▸ TASK INSTRUCTIONS: Return the number of lines that include the string "distance", without any other text.

━━━ RECORDS SUPPLIED ━━━

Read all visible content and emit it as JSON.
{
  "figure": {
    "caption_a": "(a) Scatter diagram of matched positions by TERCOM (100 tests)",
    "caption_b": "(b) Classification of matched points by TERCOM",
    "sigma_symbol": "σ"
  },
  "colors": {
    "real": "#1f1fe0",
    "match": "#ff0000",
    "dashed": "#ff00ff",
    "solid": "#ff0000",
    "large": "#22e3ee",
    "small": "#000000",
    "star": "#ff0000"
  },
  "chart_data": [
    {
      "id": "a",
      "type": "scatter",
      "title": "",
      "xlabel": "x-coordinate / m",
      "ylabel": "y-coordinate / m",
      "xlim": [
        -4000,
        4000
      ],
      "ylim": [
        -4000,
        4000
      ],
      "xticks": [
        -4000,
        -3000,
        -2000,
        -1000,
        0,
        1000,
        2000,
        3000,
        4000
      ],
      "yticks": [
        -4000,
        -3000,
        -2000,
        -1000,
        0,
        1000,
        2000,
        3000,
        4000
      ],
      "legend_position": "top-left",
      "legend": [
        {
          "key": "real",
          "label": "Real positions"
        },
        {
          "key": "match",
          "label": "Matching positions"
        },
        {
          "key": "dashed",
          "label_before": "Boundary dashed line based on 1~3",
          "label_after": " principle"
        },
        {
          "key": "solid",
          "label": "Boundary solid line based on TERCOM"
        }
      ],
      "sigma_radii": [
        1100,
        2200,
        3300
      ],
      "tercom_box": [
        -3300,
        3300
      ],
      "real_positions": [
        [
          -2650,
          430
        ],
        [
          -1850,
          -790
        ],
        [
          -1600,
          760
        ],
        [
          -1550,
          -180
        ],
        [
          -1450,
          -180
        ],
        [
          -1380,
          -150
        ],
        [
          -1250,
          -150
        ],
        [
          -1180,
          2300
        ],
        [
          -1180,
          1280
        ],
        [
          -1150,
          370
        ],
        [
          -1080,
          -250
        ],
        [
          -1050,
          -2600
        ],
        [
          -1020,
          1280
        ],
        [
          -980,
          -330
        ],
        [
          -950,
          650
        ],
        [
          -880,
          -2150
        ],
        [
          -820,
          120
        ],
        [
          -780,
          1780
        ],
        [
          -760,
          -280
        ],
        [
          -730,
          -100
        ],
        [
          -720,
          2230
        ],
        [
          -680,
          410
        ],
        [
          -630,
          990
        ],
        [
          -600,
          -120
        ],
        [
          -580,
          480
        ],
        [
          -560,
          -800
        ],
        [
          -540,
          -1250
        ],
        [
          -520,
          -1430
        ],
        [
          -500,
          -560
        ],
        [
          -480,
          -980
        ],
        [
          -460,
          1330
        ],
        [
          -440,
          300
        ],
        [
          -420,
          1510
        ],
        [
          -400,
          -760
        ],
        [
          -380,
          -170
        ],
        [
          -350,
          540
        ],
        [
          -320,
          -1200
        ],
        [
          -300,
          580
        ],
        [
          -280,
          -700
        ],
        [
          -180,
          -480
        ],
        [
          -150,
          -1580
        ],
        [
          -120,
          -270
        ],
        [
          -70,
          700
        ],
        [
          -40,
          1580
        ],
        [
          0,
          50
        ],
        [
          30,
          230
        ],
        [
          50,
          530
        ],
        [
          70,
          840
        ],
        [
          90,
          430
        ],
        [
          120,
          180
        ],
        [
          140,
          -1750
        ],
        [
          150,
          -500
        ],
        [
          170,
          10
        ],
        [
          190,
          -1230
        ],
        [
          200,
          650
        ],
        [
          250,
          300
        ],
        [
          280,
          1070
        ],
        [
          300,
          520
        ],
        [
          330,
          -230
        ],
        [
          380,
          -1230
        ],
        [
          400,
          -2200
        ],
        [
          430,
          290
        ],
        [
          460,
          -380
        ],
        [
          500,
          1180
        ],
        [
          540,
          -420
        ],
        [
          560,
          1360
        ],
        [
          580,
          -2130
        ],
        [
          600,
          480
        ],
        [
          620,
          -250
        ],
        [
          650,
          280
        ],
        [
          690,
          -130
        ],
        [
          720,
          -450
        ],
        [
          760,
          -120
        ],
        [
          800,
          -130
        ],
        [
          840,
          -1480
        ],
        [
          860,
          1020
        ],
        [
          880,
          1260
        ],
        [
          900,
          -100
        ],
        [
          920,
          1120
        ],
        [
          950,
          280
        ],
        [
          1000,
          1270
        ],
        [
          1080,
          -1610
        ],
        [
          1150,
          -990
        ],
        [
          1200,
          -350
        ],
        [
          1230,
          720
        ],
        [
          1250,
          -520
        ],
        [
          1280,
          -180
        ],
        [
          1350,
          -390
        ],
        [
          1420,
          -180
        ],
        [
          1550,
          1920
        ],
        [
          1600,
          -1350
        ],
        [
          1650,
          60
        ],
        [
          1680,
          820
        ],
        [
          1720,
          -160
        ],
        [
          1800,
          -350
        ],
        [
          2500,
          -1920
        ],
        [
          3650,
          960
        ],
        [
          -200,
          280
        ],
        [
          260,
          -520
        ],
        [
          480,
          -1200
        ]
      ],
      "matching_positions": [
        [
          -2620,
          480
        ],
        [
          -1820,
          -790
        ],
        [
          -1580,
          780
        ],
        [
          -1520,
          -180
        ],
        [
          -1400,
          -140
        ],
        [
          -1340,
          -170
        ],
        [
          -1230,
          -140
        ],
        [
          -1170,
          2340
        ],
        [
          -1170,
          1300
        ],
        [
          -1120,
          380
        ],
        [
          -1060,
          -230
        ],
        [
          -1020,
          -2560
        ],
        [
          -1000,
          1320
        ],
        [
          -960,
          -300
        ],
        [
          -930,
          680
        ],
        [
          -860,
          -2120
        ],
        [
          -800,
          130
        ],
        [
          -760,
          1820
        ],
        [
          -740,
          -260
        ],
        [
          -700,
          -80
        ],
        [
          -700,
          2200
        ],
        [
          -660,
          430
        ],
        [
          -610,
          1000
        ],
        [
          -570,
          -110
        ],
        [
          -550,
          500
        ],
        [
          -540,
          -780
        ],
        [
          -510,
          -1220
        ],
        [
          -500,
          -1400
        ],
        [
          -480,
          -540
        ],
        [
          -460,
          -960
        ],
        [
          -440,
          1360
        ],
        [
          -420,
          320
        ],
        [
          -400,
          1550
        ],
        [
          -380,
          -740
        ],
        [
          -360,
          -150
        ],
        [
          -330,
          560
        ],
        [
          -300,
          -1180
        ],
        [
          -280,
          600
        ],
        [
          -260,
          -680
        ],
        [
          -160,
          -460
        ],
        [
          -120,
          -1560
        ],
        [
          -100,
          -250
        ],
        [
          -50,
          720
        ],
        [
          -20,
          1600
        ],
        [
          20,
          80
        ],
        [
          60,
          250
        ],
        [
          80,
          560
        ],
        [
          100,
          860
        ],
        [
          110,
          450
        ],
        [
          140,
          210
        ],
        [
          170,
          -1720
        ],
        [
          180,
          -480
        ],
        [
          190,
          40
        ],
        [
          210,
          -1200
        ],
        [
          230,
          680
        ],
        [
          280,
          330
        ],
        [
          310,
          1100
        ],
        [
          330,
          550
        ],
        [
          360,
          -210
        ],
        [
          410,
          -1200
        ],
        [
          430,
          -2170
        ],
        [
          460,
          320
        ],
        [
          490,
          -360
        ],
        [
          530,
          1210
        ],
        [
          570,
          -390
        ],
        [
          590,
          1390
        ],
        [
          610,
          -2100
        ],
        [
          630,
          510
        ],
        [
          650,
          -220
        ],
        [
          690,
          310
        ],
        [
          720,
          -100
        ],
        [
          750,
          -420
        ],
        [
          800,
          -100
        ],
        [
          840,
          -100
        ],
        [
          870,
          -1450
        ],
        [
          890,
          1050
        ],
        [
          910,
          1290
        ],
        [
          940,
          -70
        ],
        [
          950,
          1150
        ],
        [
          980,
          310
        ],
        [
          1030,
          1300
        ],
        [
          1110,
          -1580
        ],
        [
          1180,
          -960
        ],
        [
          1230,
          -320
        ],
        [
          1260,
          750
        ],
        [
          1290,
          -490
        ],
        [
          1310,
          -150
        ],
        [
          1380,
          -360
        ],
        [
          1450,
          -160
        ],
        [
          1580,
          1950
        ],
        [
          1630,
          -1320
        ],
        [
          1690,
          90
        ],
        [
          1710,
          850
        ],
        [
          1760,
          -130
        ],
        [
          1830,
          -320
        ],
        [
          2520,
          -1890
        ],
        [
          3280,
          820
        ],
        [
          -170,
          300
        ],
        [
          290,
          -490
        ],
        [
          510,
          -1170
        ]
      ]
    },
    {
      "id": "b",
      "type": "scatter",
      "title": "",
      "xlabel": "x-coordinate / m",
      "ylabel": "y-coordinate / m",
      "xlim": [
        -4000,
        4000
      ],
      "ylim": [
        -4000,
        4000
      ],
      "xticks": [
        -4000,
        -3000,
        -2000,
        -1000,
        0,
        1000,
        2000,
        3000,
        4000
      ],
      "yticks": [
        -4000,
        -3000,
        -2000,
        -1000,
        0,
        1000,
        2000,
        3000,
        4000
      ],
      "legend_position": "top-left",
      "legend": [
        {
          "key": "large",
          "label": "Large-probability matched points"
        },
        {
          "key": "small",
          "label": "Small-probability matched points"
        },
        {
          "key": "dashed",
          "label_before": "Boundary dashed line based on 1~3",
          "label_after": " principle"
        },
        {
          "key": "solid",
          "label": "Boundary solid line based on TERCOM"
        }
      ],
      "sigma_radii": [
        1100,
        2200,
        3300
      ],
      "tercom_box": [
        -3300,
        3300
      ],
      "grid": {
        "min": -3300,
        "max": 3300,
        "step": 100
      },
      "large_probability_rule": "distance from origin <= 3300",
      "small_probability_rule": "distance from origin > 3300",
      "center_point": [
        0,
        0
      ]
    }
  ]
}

━━━

▸ WRITTEN ANSWER: 2